== What is being asked ==
Pick out all lines with the word "adjustment" from the records that follow.

== Entries supplied ==
'''

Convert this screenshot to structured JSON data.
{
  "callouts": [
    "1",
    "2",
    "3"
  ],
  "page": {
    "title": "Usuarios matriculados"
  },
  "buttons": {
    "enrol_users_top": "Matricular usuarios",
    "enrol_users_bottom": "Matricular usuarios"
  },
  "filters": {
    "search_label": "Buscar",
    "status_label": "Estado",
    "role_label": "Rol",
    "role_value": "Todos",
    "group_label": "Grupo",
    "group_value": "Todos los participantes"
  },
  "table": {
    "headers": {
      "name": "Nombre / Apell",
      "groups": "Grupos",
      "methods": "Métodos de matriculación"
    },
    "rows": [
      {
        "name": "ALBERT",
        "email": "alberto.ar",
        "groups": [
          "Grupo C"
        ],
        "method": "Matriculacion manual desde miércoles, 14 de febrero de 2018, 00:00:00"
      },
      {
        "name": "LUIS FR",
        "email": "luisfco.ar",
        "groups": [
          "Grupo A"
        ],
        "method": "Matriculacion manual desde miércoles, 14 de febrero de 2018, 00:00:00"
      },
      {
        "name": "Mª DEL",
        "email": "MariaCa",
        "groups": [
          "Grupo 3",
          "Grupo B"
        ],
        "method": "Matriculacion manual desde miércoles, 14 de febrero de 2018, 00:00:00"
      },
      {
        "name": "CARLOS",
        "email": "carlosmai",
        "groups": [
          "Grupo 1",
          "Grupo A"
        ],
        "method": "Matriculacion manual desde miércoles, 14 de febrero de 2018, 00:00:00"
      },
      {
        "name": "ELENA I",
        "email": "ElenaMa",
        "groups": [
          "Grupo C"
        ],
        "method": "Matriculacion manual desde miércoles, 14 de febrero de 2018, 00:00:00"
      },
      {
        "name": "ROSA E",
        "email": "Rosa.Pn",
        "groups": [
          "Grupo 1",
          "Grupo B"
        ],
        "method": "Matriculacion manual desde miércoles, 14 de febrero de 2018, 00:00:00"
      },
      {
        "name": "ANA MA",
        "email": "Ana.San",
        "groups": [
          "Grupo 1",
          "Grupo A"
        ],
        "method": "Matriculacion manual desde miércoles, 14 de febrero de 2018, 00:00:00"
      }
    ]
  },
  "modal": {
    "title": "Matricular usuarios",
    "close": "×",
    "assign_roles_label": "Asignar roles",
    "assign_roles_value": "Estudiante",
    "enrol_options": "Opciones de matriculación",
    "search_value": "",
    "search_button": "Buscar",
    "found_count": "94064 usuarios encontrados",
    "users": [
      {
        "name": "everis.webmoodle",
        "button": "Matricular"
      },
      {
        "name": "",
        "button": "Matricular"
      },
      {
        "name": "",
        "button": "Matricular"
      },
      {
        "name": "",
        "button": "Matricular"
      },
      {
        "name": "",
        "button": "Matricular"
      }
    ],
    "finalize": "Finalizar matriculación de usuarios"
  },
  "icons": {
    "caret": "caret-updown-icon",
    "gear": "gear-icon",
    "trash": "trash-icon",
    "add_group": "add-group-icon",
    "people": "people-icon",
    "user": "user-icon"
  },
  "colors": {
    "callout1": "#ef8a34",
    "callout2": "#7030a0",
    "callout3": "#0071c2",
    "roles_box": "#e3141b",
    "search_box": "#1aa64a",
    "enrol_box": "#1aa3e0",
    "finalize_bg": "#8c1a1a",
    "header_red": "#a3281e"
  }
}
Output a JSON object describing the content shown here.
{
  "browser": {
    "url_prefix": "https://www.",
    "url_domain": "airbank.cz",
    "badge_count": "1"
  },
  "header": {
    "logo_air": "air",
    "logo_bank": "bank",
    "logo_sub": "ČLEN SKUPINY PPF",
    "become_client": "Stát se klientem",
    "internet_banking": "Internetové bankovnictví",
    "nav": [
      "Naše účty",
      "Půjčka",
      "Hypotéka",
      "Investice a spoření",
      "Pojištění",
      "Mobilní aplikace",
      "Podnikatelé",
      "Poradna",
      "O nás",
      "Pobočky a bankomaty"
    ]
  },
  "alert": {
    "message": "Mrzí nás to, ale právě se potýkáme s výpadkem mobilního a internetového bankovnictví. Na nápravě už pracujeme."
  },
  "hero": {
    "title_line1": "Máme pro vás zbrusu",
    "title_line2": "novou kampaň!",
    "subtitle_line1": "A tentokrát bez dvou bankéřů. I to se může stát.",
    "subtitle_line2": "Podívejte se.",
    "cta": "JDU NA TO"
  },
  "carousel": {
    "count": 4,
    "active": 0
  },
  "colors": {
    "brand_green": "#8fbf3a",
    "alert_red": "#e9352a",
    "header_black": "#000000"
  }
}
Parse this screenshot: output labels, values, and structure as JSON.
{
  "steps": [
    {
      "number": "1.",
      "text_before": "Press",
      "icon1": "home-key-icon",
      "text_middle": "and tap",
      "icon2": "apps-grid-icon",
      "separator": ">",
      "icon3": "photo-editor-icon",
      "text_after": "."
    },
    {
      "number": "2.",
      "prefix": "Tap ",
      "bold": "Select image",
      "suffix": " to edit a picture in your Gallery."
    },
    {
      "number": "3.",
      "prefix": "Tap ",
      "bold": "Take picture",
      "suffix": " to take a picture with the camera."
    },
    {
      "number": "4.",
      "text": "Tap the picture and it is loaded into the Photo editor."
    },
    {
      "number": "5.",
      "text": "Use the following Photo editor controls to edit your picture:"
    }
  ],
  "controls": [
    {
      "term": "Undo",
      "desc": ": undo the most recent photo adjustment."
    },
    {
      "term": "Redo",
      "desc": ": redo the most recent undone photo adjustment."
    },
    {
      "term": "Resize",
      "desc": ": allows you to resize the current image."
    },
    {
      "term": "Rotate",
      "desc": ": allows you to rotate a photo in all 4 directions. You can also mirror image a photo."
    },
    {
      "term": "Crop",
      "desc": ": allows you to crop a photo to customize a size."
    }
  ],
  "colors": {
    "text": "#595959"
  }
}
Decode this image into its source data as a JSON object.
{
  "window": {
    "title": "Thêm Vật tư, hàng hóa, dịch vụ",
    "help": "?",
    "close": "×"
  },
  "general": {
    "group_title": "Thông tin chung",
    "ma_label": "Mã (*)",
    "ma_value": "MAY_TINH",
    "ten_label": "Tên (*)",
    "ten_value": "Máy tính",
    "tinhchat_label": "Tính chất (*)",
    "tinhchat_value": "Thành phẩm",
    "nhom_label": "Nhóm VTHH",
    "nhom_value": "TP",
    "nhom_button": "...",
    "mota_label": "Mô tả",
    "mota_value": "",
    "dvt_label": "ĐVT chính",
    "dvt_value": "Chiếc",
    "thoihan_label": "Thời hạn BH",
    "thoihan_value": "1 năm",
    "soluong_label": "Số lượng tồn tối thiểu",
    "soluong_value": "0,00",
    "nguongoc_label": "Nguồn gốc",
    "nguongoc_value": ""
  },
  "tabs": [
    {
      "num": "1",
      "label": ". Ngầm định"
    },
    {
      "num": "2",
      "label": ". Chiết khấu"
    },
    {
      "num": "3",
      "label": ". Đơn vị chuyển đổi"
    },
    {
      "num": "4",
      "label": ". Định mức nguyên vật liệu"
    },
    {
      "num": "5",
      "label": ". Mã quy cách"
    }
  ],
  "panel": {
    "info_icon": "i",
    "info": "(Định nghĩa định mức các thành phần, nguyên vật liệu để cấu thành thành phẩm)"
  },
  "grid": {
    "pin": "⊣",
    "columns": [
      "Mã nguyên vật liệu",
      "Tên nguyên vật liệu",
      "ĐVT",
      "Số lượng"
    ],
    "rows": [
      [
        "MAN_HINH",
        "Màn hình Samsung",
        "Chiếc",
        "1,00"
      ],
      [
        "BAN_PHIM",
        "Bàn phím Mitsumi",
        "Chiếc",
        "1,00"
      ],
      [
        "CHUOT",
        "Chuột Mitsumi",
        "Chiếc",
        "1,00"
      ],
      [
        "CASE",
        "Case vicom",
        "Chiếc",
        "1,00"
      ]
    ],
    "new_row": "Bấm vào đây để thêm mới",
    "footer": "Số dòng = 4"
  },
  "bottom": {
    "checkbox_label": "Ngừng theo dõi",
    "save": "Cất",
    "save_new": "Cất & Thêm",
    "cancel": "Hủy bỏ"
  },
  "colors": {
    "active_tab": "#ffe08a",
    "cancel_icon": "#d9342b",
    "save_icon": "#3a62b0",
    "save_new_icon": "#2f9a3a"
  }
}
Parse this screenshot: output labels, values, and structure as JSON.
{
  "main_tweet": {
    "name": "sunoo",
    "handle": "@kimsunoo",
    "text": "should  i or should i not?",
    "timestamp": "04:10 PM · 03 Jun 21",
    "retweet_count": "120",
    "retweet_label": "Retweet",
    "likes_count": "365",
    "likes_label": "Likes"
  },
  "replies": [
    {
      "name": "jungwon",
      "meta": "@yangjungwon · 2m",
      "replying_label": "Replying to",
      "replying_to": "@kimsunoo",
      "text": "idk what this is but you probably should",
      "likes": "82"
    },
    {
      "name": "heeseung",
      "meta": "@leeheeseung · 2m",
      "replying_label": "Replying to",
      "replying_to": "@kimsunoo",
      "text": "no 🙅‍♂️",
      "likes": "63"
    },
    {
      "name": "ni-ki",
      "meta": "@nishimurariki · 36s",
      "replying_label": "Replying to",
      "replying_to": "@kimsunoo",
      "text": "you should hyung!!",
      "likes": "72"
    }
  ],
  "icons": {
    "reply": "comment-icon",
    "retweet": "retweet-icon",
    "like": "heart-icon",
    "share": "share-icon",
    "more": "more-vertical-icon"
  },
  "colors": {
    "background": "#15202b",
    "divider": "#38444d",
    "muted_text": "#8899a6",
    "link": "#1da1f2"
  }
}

'''

== Complete answer ==
      "desc": ": undo the most recent photo adjustment."
      "desc": ": redo the most recent undone photo adjustment."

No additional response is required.